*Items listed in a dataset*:
** start **

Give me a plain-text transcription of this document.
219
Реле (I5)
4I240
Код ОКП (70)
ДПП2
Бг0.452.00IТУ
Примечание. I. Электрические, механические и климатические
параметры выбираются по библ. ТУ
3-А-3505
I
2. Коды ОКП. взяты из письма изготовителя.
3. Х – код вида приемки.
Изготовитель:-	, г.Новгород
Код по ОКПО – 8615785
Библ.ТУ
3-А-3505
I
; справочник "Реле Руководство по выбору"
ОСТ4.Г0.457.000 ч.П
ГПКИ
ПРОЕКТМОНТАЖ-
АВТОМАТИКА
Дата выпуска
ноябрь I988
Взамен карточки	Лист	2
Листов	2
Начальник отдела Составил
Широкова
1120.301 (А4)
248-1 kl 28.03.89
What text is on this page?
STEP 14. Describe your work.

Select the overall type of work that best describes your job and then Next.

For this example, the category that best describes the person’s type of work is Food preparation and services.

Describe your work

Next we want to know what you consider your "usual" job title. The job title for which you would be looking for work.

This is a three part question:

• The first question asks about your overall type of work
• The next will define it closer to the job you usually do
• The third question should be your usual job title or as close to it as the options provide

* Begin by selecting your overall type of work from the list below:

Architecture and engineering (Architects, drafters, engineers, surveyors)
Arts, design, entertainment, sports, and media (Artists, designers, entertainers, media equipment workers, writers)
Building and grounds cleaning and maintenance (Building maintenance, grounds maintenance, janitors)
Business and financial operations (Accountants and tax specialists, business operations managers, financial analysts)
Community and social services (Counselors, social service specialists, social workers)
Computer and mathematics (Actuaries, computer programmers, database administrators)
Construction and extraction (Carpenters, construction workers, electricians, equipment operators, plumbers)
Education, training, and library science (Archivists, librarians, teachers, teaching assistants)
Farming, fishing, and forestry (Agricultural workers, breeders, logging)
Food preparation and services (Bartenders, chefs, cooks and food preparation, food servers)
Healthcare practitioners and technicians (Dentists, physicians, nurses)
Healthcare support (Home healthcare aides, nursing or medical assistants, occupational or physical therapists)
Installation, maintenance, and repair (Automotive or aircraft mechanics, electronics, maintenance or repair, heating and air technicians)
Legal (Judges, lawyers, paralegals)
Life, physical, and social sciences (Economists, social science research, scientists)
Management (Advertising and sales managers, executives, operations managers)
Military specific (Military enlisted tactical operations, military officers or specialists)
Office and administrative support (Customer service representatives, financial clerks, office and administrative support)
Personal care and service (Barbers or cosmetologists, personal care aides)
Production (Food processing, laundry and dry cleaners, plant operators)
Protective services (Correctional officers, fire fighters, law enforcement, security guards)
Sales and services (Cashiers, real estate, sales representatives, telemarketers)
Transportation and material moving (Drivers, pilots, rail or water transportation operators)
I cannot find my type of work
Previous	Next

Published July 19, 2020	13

** end **

*Written request*: Using the listing above, reproduce each line without omission.

*Output of the task*:
Give me a plain-text transcription of this document.
219
Реле (I5)
4I240
Код ОКП (70)
ДПП2
Бг0.452.00IТУ
Примечание. I. Электрические, механические и климатические
параметры выбираются по библ. ТУ
3-А-3505
I
2. Коды ОКП. взяты из письма изготовителя.
3. Х – код вида приемки.
Изготовитель:-	, г.Новгород
Код по ОКПО – 8615785
Библ.ТУ
3-А-3505
I
; справочник "Реле Руководство по выбору"
ОСТ4.Г0.457.000 ч.П
ГПКИ
ПРОЕКТМОНТАЖ-
АВТОМАТИКА
Дата выпуска
ноябрь I988
Взамен карточки	Лист	2
Листов	2
Начальник отдела Составил
Широкова
1120.301 (А4)
248-1 kl 28.03.89
What text is on this page?
STEP 14. Describe your work.

Select the overall type of work that best describes your job and then Next.

For this example, the category that best describes the person’s type of work is Food preparation and services.

Describe your work

Next we want to know what you consider your "usual" job title. The job title for which you would be looking for work.

This is a three part question:

• The first question asks about your overall type of work
• The next will define it closer to the job you usually do
• The third question should be your usual job title or as close to it as the options provide

* Begin by selecting your overall type of work from the list below:

Architecture and engineering (Architects, drafters, engineers, surveyors)
Arts, design, entertainment, sports, and media (Artists, designers, entertainers, media equipment workers, writers)
Building and grounds cleaning and maintenance (Building maintenance, grounds maintenance, janitors)
Business and financial operations (Accountants and tax specialists, business operations managers, financial analysts)
Community and social services (Counselors, social service specialists, social workers)
Computer and mathematics (Actuaries, computer programmers, database administrators)
Construction and extraction (Carpenters, construction workers, electricians, equipment operators, plumbers)
Education, training, and library science (Archivists, librarians, teachers, teaching assistants)
Farming, fishing, and forestry (Agricultural workers, breeders, logging)
Food preparation and services (Bartenders, chefs, cooks and food preparation, food servers)
Healthcare practitioners and technicians (Dentists, physicians, nurses)
Healthcare support (Home healthcare aides, nursing or medical assistants, occupational or physical therapists)
Installation, maintenance, and repair (Automotive or aircraft mechanics, electronics, maintenance or repair, heating and air technicians)
Legal (Judges, lawyers, paralegals)
Life, physical, and social sciences (Economists, social science research, scientists)
Management (Advertising and sales managers, executives, operations managers)
Military specific (Military enlisted tactical operations, military officers or specialists)
Office and administrative support (Customer service representatives, financial clerks, office and administrative support)
Personal care and service (Barbers or cosmetologists, personal care aides)
Production (Food processing, laundry and dry cleaners, plant operators)
Protective services (Correctional officers, fire fighters, law enforcement, security guards)
Sales and services (Cashiers, real estate, sales representatives, telemarketers)
Transportation and material moving (Drivers, pilots, rail or water transportation operators)
I cannot find my type of work
Previous	Next

Published July 19, 2020	13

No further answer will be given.